— Entries supplied —
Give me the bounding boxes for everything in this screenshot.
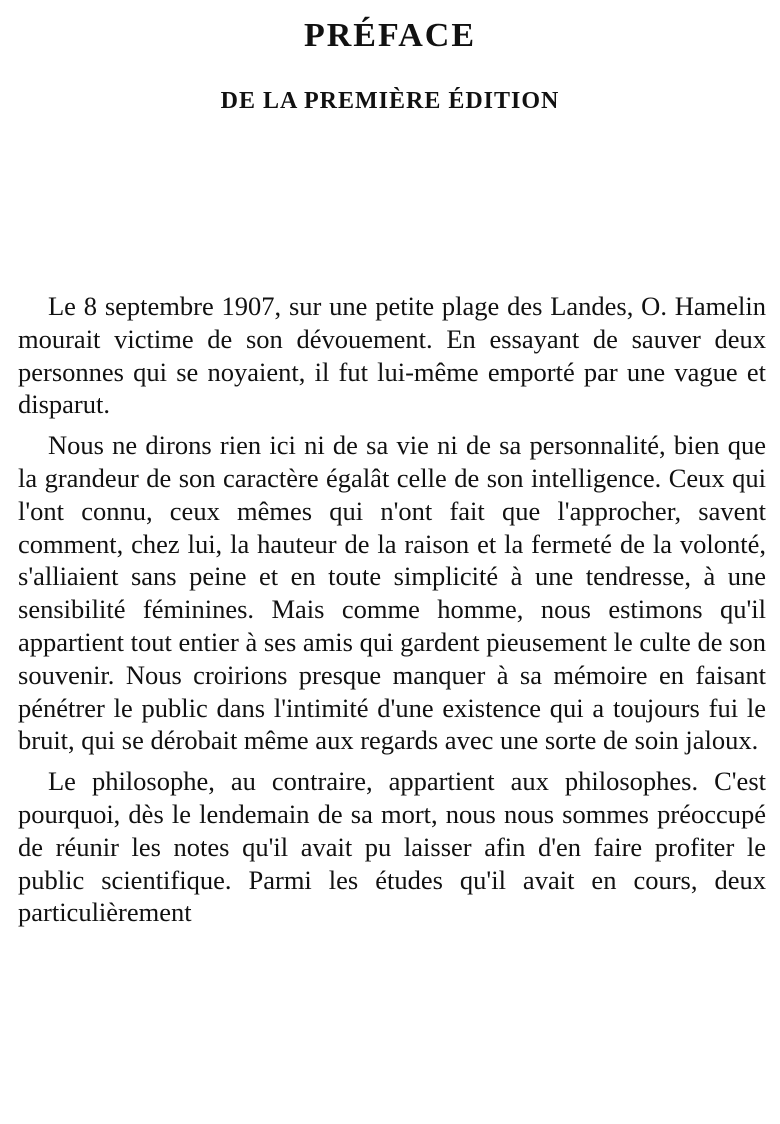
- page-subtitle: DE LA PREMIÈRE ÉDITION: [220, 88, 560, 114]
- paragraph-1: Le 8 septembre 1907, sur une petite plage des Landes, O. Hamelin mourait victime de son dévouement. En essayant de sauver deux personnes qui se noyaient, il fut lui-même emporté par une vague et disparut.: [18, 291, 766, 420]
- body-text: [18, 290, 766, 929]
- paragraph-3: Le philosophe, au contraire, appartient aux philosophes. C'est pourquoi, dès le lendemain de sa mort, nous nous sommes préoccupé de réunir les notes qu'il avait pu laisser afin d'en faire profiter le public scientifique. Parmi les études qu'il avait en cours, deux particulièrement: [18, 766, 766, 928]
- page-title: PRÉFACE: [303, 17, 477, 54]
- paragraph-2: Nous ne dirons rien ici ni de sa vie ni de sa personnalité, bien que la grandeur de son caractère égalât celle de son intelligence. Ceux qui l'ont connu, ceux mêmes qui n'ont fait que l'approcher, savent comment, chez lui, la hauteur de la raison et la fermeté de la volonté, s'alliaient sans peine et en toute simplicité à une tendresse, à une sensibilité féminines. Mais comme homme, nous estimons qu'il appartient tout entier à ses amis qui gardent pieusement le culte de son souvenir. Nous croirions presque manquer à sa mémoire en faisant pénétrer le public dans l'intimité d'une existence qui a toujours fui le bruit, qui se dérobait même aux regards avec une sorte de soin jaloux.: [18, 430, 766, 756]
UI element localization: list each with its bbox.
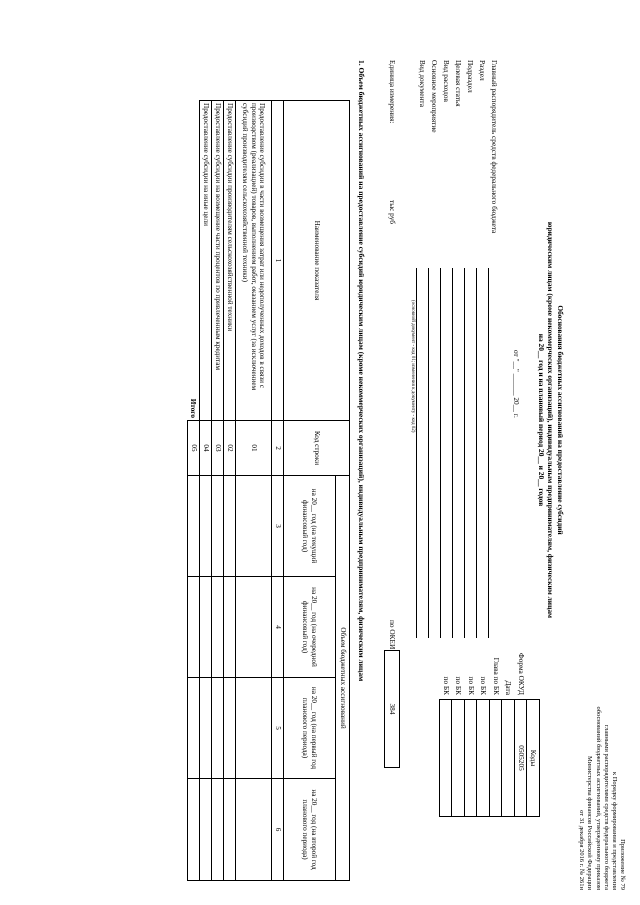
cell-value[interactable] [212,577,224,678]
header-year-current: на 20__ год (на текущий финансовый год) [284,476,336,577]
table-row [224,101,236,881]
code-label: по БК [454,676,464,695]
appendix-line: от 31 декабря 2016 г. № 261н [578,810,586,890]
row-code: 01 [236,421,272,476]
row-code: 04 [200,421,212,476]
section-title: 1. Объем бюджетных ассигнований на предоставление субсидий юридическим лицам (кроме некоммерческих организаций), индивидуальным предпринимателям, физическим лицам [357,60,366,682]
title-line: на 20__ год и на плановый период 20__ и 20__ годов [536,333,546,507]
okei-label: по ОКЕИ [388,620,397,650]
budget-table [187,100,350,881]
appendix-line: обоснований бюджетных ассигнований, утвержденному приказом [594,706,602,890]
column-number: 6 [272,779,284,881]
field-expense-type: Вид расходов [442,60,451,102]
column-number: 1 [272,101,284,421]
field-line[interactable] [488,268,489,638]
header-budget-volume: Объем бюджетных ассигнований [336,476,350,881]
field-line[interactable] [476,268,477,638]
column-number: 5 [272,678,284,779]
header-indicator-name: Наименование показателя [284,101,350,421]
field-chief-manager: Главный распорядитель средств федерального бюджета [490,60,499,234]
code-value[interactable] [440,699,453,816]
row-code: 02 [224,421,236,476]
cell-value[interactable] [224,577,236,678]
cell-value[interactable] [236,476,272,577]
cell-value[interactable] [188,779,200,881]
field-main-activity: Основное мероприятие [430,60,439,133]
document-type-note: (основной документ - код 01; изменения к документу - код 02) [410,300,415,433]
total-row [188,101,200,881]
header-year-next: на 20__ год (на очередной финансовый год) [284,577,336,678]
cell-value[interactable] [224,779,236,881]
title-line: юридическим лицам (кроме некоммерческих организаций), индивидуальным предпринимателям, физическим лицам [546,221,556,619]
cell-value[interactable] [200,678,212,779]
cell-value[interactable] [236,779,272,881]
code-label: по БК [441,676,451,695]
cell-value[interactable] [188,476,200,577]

— Task details —
Quote all of the records above line for line, without the pictures.

— Final result —
Give me the bounding boxes for everything in this screenshot.
- page-subtitle: DE LA PREMIÈRE ÉDITION: [220, 88, 560, 114]
- paragraph-1: Le 8 septembre 1907, sur une petite plage des Landes, O. Hamelin mourait victime de son dévouement. En essayant de sauver deux personnes qui se noyaient, il fut lui-même emporté par une vague et disparut.: [18, 291, 766, 420]
- body-text: [18, 290, 766, 929]
- paragraph-3: Le philosophe, au contraire, appartient aux philosophes. C'est pourquoi, dès le lendemain de sa mort, nous nous sommes préoccupé de réunir les notes qu'il avait pu laisser afin d'en faire profiter le public scientifique. Parmi les études qu'il avait en cours, deux particulièrement: [18, 766, 766, 928]
- page-title: PRÉFACE: [303, 17, 477, 54]
- paragraph-2: Nous ne dirons rien ici ni de sa vie ni de sa personnalité, bien que la grandeur de son caractère égalât celle de son intelligence. Ceux qui l'ont connu, ceux mêmes qui n'ont fait que l'approcher, savent comment, chez lui, la hauteur de la raison et la fermeté de la volonté, s'alliaient sans peine et en toute simplicité à une tendresse, à une sensibilité féminines. Mais comme homme, nous estimons qu'il appartient tout entier à ses amis qui gardent pieusement le culte de son souvenir. Nous croirions presque manquer à sa mémoire en faisant pénétrer le public dans l'intimité d'une existence qui a toujours fui le bruit, qui se dérobait même aux regards avec une sorte de soin jaloux.: [18, 430, 766, 756]
UI element localization: list each with its bbox.
cell-value[interactable] [212,577,224,678]
header-year-current: на 20__ год (на текущий финансовый год) [284,476,336,577]
table-row [224,101,236,881]
code-label: по БК [454,676,464,695]
appendix-line: от 31 декабря 2016 г. № 261н [578,810,586,890]
row-code: 01 [236,421,272,476]
row-code: 04 [200,421,212,476]
section-title: 1. Объем бюджетных ассигнований на предоставление субсидий юридическим лицам (кроме некоммерческих организаций), индивидуальным предпринимателям, физическим лицам [357,60,366,682]
title-line: на 20__ год и на плановый период 20__ и 20__ годов [536,333,546,507]
okei-label: по ОКЕИ [388,620,397,650]
budget-table [187,100,350,881]
appendix-line: обоснований бюджетных ассигнований, утвержденному приказом [594,706,602,890]
column-number: 6 [272,779,284,881]
field-expense-type: Вид расходов [442,60,451,102]
column-number: 1 [272,101,284,421]
field-line[interactable] [488,268,489,638]
header-budget-volume: Объем бюджетных ассигнований [336,476,350,881]
field-line[interactable] [476,268,477,638]
column-number: 5 [272,678,284,779]
header-indicator-name: Наименование показателя [284,101,350,421]
field-chief-manager: Главный распорядитель средств федерального бюджета [490,60,499,234]
code-value[interactable] [440,699,453,816]
row-code: 02 [224,421,236,476]
cell-value[interactable] [224,577,236,678]
cell-value[interactable] [236,476,272,577]
cell-value[interactable] [188,779,200,881]
field-main-activity: Основное мероприятие [430,60,439,133]
document-type-note: (основной документ - код 01; изменения к документу - код 02) [410,300,415,433]
total-row [188,101,200,881]
header-year-next: на 20__ год (на очередной финансовый год) [284,577,336,678]
cell-value[interactable] [224,779,236,881]
title-line: юридическим лицам (кроме некоммерческих организаций), индивидуальным предпринимателям, физическим лицам [546,221,556,619]
cell-value[interactable] [200,678,212,779]
cell-value[interactable] [236,779,272,881]
code-label: по БК [441,676,451,695]
cell-value[interactable] [188,476,200,577]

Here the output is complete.